EXERCISE REQUIREMENTS — Gather every line below where "指导实践" appears.
** Start RECORDS SUPPLIED **
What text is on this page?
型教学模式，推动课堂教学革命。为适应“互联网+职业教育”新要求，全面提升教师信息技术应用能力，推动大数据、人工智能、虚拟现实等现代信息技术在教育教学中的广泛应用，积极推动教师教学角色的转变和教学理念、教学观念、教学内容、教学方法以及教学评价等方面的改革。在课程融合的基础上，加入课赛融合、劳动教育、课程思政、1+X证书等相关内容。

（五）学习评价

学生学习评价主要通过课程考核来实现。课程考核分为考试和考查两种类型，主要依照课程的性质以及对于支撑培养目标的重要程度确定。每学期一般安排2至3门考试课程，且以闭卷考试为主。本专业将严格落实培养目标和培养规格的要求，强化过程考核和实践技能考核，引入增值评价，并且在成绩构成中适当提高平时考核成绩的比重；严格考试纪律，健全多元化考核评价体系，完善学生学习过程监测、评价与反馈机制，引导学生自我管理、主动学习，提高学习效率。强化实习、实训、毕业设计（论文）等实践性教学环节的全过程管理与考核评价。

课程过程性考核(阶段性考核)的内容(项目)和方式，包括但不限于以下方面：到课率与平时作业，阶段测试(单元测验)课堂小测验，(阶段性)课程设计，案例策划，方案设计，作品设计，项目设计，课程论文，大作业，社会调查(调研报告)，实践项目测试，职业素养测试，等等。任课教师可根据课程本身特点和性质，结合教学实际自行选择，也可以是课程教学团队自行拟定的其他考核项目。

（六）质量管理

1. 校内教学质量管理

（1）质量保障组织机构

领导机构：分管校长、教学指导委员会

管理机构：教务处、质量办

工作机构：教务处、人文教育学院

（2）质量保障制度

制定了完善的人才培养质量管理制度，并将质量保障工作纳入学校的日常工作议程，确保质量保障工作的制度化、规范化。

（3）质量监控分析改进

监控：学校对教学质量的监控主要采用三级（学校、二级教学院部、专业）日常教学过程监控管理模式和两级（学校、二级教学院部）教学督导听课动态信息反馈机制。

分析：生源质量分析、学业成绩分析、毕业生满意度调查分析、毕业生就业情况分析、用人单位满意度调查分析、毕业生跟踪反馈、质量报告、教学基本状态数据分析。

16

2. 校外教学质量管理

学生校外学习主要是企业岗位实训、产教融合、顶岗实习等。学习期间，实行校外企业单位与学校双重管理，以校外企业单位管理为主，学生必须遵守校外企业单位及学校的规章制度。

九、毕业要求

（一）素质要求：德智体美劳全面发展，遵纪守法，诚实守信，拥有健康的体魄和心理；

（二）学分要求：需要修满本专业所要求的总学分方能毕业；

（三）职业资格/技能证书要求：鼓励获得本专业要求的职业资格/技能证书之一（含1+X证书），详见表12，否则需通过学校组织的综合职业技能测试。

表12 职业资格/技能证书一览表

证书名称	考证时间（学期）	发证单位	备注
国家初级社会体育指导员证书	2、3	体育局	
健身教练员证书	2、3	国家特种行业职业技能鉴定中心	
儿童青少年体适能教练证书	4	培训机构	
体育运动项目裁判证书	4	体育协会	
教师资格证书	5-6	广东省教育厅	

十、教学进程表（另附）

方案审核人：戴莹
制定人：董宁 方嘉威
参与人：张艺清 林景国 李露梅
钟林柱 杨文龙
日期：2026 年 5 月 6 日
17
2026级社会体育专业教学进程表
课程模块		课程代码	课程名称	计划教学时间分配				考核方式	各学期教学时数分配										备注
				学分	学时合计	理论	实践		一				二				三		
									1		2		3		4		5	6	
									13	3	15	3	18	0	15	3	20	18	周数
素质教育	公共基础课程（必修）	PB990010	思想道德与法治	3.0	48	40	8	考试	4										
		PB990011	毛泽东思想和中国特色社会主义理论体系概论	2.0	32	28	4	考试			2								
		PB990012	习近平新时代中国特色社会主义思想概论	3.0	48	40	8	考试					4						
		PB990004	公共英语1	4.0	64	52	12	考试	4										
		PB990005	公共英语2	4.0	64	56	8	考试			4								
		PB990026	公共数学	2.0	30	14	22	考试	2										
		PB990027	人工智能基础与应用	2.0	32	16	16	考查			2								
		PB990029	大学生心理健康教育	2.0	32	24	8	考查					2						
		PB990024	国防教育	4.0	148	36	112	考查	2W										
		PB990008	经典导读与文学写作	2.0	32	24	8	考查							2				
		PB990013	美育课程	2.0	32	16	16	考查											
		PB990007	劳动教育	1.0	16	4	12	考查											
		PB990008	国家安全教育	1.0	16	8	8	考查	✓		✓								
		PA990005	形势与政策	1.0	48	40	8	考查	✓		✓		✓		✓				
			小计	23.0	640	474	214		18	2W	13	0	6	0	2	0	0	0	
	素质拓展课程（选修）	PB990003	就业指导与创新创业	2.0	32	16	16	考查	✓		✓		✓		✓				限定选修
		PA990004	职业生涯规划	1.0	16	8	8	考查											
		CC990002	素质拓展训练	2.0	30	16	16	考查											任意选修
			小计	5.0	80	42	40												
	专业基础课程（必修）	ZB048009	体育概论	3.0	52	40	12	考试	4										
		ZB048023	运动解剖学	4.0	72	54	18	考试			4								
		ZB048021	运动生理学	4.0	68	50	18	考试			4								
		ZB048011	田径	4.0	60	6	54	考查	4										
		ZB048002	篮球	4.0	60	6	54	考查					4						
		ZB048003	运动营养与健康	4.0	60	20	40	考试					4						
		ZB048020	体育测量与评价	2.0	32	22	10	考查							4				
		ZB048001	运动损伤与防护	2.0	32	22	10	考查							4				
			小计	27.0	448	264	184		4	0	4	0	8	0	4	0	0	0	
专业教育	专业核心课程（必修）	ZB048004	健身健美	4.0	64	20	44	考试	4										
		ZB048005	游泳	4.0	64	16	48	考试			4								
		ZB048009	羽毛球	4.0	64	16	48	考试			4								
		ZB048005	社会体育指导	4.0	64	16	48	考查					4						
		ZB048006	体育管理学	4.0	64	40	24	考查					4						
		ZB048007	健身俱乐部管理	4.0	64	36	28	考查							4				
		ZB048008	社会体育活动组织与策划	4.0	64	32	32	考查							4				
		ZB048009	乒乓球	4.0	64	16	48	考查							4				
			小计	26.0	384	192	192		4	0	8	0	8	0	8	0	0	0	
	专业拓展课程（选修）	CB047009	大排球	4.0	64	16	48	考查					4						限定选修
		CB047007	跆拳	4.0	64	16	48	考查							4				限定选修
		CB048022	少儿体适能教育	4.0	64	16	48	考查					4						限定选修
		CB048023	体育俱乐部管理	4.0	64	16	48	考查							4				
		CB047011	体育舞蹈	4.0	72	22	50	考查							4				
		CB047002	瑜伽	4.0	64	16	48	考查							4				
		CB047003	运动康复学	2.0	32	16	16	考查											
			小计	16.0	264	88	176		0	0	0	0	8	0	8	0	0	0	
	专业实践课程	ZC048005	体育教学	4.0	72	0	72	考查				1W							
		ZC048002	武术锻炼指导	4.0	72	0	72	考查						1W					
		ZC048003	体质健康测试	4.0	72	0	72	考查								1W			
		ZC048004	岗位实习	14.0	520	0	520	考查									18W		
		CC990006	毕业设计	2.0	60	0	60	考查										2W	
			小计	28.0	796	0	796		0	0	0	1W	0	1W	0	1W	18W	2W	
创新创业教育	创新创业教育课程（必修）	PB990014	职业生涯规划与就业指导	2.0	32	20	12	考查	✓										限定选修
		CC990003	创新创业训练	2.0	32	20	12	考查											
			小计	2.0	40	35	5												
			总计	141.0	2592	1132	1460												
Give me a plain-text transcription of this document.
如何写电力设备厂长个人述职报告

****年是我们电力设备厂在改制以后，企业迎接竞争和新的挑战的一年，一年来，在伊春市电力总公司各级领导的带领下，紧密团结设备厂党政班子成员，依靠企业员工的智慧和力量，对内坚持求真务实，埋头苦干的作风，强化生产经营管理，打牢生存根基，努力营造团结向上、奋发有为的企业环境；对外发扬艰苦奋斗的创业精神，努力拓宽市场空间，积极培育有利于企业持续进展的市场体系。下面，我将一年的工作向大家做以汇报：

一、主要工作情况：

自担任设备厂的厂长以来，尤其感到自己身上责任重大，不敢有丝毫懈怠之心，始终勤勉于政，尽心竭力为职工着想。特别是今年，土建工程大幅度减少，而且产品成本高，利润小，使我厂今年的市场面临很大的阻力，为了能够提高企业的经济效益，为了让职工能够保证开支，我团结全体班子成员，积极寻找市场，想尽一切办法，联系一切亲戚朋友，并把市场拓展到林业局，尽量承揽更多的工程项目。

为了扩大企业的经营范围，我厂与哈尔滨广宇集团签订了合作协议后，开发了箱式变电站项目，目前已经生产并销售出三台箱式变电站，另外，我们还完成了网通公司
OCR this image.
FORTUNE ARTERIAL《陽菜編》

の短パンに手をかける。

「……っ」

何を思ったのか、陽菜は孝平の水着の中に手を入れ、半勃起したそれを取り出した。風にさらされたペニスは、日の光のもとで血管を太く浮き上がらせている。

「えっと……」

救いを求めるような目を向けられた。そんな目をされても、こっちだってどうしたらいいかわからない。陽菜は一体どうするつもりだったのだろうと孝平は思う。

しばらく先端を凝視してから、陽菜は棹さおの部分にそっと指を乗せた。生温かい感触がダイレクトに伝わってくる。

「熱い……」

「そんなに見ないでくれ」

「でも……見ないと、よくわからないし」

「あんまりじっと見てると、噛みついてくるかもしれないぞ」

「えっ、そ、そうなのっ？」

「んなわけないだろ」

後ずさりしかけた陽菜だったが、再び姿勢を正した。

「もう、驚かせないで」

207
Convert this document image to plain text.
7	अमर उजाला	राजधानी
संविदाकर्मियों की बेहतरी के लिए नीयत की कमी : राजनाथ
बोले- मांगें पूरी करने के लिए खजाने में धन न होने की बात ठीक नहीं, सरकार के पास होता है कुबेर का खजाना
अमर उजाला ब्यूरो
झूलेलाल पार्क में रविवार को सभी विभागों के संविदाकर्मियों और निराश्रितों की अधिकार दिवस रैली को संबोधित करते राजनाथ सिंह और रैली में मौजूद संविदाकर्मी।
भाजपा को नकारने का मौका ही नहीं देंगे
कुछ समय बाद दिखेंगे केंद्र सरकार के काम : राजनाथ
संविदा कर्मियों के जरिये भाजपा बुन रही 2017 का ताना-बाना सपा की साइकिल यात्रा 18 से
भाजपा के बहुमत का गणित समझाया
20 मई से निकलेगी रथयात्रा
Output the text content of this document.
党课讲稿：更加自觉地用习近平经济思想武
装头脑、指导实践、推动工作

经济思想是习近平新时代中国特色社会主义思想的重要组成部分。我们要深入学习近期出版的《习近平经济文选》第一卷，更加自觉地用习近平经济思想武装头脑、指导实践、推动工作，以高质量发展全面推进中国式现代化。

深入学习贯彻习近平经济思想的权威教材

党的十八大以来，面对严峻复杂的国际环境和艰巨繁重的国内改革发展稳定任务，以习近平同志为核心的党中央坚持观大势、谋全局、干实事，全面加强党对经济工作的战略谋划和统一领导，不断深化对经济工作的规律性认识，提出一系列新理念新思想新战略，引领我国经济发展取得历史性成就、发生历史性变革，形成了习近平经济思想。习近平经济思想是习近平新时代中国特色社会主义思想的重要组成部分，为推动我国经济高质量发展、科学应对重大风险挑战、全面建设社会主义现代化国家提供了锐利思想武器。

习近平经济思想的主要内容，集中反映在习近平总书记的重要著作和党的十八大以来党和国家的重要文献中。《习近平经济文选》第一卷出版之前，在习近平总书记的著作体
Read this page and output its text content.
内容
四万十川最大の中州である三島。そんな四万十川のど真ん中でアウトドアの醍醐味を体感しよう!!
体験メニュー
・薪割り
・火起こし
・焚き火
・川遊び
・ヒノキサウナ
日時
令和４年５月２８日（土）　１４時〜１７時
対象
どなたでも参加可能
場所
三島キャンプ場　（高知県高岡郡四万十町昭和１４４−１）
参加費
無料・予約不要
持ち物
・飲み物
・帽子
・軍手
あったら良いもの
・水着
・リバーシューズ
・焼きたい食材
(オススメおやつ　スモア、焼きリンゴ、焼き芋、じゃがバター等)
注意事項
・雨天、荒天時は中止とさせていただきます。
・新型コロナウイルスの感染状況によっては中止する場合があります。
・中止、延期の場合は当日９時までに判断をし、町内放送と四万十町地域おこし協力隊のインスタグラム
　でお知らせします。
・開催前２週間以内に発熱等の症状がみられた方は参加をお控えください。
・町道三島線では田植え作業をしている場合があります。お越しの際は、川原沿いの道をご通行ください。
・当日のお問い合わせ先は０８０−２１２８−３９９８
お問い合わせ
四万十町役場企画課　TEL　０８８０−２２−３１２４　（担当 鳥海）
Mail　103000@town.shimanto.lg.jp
** End RECORDS SUPPLIED **
FINAL RESULT —
装头脑、指导实践、推动工作
经济思想是习近平新时代中国特色社会主义思想的重要组成部分。我们要深入学习近期出版的《习近平经济文选》第一卷，更加自觉地用习近平经济思想武装头脑、指导实践、推动工作，以高质量发展全面推进中国式现代化。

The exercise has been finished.